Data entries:
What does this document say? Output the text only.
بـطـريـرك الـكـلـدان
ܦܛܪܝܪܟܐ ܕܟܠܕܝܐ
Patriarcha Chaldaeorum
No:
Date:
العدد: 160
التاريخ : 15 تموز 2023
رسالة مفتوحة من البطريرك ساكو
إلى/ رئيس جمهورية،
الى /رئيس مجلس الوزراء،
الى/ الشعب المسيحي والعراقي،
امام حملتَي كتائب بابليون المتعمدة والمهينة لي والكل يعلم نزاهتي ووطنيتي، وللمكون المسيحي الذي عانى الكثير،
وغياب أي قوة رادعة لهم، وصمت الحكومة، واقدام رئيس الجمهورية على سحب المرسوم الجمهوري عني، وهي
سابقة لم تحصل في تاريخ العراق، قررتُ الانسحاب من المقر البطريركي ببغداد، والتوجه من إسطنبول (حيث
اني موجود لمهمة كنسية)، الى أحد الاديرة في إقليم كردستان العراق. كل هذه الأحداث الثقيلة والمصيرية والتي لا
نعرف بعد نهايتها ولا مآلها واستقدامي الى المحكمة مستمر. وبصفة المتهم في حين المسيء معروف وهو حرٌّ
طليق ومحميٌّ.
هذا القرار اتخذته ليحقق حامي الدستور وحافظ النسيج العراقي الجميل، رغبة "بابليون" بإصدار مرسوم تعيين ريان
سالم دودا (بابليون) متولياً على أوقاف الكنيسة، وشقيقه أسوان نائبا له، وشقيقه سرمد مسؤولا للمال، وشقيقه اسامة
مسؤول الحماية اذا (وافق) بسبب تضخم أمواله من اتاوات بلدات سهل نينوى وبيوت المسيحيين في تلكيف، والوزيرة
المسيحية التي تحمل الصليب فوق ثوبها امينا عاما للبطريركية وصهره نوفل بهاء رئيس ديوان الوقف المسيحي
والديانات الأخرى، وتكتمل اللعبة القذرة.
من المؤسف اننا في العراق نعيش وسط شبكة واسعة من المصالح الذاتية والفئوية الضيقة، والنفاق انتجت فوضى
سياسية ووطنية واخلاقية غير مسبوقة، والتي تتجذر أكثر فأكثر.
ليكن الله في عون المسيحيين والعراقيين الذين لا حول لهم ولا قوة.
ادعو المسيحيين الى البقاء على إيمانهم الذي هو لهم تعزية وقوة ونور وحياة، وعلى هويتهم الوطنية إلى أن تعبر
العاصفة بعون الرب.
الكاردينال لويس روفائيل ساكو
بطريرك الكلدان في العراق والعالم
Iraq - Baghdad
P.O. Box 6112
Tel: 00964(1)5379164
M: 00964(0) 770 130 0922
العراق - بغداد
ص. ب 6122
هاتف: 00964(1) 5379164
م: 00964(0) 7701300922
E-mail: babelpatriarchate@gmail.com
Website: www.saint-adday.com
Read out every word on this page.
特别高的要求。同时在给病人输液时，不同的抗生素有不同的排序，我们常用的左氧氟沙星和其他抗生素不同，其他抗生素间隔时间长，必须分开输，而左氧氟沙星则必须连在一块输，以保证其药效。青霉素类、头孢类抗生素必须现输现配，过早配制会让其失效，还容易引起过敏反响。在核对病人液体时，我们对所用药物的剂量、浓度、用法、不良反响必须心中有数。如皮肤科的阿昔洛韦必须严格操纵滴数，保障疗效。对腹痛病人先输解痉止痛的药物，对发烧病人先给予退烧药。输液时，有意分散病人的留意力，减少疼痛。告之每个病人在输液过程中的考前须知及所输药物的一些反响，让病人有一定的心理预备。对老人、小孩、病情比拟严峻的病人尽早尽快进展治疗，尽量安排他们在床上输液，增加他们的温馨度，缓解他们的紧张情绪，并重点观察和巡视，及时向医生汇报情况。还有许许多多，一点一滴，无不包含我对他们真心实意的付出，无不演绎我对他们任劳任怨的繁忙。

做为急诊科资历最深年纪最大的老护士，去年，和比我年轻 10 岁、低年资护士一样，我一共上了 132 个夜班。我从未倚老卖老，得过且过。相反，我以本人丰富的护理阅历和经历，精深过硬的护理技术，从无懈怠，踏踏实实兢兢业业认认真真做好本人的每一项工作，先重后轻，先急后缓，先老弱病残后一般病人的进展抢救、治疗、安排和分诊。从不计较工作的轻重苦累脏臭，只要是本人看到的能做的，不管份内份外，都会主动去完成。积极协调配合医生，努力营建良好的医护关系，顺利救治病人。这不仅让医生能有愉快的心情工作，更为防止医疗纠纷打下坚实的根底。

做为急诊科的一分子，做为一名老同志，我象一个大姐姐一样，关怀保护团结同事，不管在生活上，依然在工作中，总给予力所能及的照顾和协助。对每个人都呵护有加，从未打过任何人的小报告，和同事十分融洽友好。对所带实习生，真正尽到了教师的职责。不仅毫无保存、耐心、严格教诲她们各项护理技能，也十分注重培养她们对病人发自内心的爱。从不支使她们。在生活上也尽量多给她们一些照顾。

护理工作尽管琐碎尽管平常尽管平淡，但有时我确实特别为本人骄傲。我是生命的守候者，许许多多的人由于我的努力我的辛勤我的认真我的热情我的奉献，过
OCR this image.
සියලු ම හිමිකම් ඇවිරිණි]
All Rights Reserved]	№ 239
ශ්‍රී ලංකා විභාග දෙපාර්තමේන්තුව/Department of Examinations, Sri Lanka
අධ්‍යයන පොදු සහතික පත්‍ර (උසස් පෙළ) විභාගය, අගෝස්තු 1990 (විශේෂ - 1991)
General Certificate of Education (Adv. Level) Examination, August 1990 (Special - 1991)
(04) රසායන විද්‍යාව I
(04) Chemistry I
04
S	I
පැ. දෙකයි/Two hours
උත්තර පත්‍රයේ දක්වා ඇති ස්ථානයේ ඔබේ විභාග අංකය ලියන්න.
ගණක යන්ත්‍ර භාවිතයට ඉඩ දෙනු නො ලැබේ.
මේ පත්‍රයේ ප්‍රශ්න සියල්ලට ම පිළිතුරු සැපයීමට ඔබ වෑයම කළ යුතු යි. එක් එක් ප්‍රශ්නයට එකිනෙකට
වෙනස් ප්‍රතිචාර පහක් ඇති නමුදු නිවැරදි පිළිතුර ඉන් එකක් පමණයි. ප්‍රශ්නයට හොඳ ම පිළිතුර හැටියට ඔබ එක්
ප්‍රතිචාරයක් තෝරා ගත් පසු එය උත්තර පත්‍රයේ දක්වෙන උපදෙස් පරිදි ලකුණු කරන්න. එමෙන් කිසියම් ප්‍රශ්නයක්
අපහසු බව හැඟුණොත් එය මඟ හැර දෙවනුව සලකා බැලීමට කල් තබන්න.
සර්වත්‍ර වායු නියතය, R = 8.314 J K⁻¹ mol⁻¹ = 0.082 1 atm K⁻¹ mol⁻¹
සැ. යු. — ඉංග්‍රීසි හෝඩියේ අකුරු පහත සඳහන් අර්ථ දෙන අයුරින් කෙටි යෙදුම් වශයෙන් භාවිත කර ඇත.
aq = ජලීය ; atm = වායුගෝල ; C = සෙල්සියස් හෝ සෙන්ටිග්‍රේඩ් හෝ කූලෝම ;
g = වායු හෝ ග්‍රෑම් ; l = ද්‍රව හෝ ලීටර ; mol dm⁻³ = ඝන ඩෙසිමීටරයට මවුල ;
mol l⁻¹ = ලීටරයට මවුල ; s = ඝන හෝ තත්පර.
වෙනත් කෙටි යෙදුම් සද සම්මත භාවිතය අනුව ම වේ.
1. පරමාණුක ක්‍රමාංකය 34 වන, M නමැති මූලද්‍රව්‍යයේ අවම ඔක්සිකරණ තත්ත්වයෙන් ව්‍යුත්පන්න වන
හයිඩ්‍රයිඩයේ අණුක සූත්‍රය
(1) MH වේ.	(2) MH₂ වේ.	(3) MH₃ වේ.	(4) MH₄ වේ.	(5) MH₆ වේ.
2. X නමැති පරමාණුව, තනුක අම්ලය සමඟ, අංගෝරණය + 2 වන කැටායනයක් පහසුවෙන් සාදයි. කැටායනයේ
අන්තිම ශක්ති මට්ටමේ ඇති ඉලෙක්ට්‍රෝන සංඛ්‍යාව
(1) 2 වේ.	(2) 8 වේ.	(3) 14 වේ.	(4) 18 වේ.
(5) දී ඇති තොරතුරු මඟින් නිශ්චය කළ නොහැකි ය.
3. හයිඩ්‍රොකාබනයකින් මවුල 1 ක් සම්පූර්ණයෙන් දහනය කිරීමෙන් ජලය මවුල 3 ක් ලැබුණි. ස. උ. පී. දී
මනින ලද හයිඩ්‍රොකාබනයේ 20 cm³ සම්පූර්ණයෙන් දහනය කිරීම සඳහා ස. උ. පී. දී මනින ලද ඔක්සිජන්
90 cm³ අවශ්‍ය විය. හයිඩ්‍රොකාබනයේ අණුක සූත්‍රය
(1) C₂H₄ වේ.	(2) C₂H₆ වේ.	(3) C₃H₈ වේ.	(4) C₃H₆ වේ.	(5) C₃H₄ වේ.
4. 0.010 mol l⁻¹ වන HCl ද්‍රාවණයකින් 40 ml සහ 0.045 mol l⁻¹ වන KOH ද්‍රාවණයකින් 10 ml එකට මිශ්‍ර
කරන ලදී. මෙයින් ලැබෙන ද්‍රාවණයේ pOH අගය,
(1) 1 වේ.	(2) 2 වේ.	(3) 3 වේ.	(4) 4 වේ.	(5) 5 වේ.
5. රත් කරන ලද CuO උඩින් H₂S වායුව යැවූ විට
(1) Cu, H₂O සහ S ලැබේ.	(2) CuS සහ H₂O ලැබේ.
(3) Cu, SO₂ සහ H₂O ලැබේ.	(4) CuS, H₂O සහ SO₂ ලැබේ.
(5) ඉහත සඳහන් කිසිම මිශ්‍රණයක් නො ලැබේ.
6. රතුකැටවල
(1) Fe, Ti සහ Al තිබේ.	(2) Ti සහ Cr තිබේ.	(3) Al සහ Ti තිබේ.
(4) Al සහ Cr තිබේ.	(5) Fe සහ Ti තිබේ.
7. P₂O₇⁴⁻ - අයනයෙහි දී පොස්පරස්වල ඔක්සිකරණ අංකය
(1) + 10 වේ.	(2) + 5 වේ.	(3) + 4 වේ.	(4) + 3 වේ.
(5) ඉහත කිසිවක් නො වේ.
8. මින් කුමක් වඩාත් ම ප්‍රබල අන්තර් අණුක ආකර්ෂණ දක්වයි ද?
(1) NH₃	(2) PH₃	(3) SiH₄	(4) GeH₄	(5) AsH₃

[EXERCISE INSTRUCTIONS] Lines of the listing that contain the word "رئيس" are to be counted; report only their number.

[WORKED ANSWER] 4